*What you need to do*
Go through the records and give each one again exactly.

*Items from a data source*
________________________________________

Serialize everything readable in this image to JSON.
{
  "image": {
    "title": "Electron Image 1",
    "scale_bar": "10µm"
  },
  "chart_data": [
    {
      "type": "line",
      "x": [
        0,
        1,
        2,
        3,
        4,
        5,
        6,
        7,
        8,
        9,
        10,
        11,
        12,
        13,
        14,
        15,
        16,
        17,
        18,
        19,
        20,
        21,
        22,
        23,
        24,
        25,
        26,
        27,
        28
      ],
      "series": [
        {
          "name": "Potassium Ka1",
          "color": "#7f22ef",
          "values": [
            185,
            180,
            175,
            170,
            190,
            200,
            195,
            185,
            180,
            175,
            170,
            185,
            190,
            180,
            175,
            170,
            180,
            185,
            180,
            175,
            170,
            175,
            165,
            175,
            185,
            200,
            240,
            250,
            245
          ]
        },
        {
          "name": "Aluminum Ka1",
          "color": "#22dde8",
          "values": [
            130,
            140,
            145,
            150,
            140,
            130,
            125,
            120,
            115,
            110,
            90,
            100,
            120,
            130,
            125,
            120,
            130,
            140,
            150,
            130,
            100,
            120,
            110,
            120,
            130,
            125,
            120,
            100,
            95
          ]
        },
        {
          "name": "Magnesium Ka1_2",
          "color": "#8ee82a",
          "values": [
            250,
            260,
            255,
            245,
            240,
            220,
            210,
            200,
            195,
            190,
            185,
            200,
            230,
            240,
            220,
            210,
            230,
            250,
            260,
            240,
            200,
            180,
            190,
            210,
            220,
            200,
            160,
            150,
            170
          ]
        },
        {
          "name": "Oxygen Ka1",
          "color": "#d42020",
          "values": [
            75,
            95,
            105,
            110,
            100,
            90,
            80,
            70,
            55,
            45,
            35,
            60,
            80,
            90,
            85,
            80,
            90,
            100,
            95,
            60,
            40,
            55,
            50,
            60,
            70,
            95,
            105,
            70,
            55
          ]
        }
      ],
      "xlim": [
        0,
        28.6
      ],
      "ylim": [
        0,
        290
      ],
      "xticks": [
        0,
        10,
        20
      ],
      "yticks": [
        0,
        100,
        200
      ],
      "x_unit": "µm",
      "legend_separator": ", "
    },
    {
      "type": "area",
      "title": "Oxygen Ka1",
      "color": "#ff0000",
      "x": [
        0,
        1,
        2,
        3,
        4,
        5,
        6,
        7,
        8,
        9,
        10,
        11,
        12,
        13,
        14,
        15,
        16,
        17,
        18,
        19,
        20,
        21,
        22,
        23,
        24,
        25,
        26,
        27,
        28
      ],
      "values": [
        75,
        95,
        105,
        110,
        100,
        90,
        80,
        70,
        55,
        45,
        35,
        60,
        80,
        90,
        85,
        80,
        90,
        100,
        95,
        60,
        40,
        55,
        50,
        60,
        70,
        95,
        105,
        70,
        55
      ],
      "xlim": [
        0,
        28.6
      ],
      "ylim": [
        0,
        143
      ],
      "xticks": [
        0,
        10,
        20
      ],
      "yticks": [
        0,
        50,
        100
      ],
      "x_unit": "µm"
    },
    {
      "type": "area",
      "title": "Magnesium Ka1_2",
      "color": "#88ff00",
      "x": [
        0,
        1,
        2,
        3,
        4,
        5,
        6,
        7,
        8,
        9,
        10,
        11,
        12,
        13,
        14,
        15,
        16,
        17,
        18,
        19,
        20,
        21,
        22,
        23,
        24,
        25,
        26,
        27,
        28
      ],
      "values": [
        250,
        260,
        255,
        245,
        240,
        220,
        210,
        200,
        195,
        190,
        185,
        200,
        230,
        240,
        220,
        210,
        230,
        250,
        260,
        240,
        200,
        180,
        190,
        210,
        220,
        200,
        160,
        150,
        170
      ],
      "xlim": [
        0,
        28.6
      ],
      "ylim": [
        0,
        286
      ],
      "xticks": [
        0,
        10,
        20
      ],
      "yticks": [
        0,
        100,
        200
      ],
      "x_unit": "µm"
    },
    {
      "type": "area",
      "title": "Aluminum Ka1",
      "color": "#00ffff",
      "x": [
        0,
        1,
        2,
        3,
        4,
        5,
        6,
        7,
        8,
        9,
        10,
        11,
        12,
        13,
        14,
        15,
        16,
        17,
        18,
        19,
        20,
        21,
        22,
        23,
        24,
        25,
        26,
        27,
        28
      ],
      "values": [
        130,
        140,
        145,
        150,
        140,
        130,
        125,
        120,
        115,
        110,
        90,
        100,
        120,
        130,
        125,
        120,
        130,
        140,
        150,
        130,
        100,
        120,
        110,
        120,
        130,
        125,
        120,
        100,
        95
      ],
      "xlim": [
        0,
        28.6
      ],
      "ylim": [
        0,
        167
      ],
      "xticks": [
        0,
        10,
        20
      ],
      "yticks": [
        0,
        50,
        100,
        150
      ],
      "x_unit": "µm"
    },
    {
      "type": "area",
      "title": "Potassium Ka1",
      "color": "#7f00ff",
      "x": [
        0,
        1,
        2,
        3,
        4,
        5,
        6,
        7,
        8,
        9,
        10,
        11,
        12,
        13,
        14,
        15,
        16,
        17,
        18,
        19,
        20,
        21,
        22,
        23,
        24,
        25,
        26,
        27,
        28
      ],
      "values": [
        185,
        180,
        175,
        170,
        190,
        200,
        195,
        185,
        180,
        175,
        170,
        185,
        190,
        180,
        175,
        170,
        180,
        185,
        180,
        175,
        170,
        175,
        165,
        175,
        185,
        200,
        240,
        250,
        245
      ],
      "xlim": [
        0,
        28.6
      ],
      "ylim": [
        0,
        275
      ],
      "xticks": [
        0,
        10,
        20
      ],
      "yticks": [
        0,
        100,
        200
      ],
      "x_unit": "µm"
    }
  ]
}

________________________________________

*Task result*
Serialize everything readable in this image to JSON.
{
  "image": {
    "title": "Electron Image 1",
    "scale_bar": "10µm"
  },
  "chart_data": [
    {
      "type": "line",
      "x": [
        0,
        1,
        2,
        3,
        4,
        5,
        6,
        7,
        8,
        9,
        10,
        11,
        12,
        13,
        14,
        15,
        16,
        17,
        18,
        19,
        20,
        21,
        22,
        23,
        24,
        25,
        26,
        27,
        28
      ],
      "series": [
        {
          "name": "Potassium Ka1",
          "color": "#7f22ef",
          "values": [
            185,
            180,
            175,
            170,
            190,
            200,
            195,
            185,
            180,
            175,
            170,
            185,
            190,
            180,
            175,
            170,
            180,
            185,
            180,
            175,
            170,
            175,
            165,
            175,
            185,
            200,
            240,
            250,
            245
          ]
        },
        {
          "name": "Aluminum Ka1",
          "color": "#22dde8",
          "values": [
            130,
            140,
            145,
            150,
            140,
            130,
            125,
            120,
            115,
            110,
            90,
            100,
            120,
            130,
            125,
            120,
            130,
            140,
            150,
            130,
            100,
            120,
            110,
            120,
            130,
            125,
            120,
            100,
            95
          ]
        },
        {
          "name": "Magnesium Ka1_2",
          "color": "#8ee82a",
          "values": [
            250,
            260,
            255,
            245,
            240,
            220,
            210,
            200,
            195,
            190,
            185,
            200,
            230,
            240,
            220,
            210,
            230,
            250,
            260,
            240,
            200,
            180,
            190,
            210,
            220,
            200,
            160,
            150,
            170
          ]
        },
        {
          "name": "Oxygen Ka1",
          "color": "#d42020",
          "values": [
            75,
            95,
            105,
            110,
            100,
            90,
            80,
            70,
            55,
            45,
            35,
            60,
            80,
            90,
            85,
            80,
            90,
            100,
            95,
            60,
            40,
            55,
            50,
            60,
            70,
            95,
            105,
            70,
            55
          ]
        }
      ],
      "xlim": [
        0,
        28.6
      ],
      "ylim": [
        0,
        290
      ],
      "xticks": [
        0,
        10,
        20
      ],
      "yticks": [
        0,
        100,
        200
      ],
      "x_unit": "µm",
      "legend_separator": ", "
    },
    {
      "type": "area",
      "title": "Oxygen Ka1",
      "color": "#ff0000",
      "x": [
        0,
        1,
        2,
        3,
        4,
        5,
        6,
        7,
        8,
        9,
        10,
        11,
        12,
        13,
        14,
        15,
        16,
        17,
        18,
        19,
        20,
        21,
        22,
        23,
        24,
        25,
        26,
        27,
        28
      ],
      "values": [
        75,
        95,
        105,
        110,
        100,
        90,
        80,
        70,
        55,
        45,
        35,
        60,
        80,
        90,
        85,
        80,
        90,
        100,
        95,
        60,
        40,
        55,
        50,
        60,
        70,
        95,
        105,
        70,
        55
      ],
      "xlim": [
        0,
        28.6
      ],
      "ylim": [
        0,
        143
      ],
      "xticks": [
        0,
        10,
        20
      ],
      "yticks": [
        0,
        50,
        100
      ],
      "x_unit": "µm"
    },
    {
      "type": "area",
      "title": "Magnesium Ka1_2",
      "color": "#88ff00",
      "x": [
        0,
        1,
        2,
        3,
        4,
        5,
        6,
        7,
        8,
        9,
        10,
        11,
        12,
        13,
        14,
        15,
        16,
        17,
        18,
        19,
        20,
        21,
        22,
        23,
        24,
        25,
        26,
        27,
        28
      ],
      "values": [
        250,
        260,
        255,
        245,
        240,
        220,
        210,
        200,
        195,
        190,
        185,
        200,
        230,
        240,
        220,
        210,
        230,
        250,
        260,
        240,
        200,
        180,
        190,
        210,
        220,
        200,
        160,
        150,
        170
      ],
      "xlim": [
        0,
        28.6
      ],
      "ylim": [
        0,
        286
      ],
      "xticks": [
        0,
        10,
        20
      ],
      "yticks": [
        0,
        100,
        200
      ],
      "x_unit": "µm"
    },
    {
      "type": "area",
      "title": "Aluminum Ka1",
      "color": "#00ffff",
      "x": [
        0,
        1,
        2,
        3,
        4,
        5,
        6,
        7,
        8,
        9,
        10,
        11,
        12,
        13,
        14,
        15,
        16,
        17,
        18,
        19,
        20,
        21,
        22,
        23,
        24,
        25,
        26,
        27,
        28
      ],
      "values": [
        130,
        140,
        145,
        150,
        140,
        130,
        125,
        120,
        115,
        110,
        90,
        100,
        120,
        130,
        125,
        120,
        130,
        140,
        150,
        130,
        100,
        120,
        110,
        120,
        130,
        125,
        120,
        100,
        95
      ],
      "xlim": [
        0,
        28.6
      ],
      "ylim": [
        0,
        167
      ],
      "xticks": [
        0,
        10,
        20
      ],
      "yticks": [
        0,
        50,
        100,
        150
      ],
      "x_unit": "µm"
    },
    {
      "type": "area",
      "title": "Potassium Ka1",
      "color": "#7f00ff",
      "x": [
        0,
        1,
        2,
        3,
        4,
        5,
        6,
        7,
        8,
        9,
        10,
        11,
        12,
        13,
        14,
        15,
        16,
        17,
        18,
        19,
        20,
        21,
        22,
        23,
        24,
        25,
        26,
        27,
        28
      ],
      "values": [
        185,
        180,
        175,
        170,
        190,
        200,
        195,
        185,
        180,
        175,
        170,
        185,
        190,
        180,
        175,
        170,
        180,
        185,
        180,
        175,
        170,
        175,
        165,
        175,
        185,
        200,
        240,
        250,
        245
      ],
      "xlim": [
        0,
        28.6
      ],
      "ylim": [
        0,
        275
      ],
      "xticks": [
        0,
        10,
        20
      ],
      "yticks": [
        0,
        100,
        200
      ],
      "x_unit": "µm"
    }
  ]
}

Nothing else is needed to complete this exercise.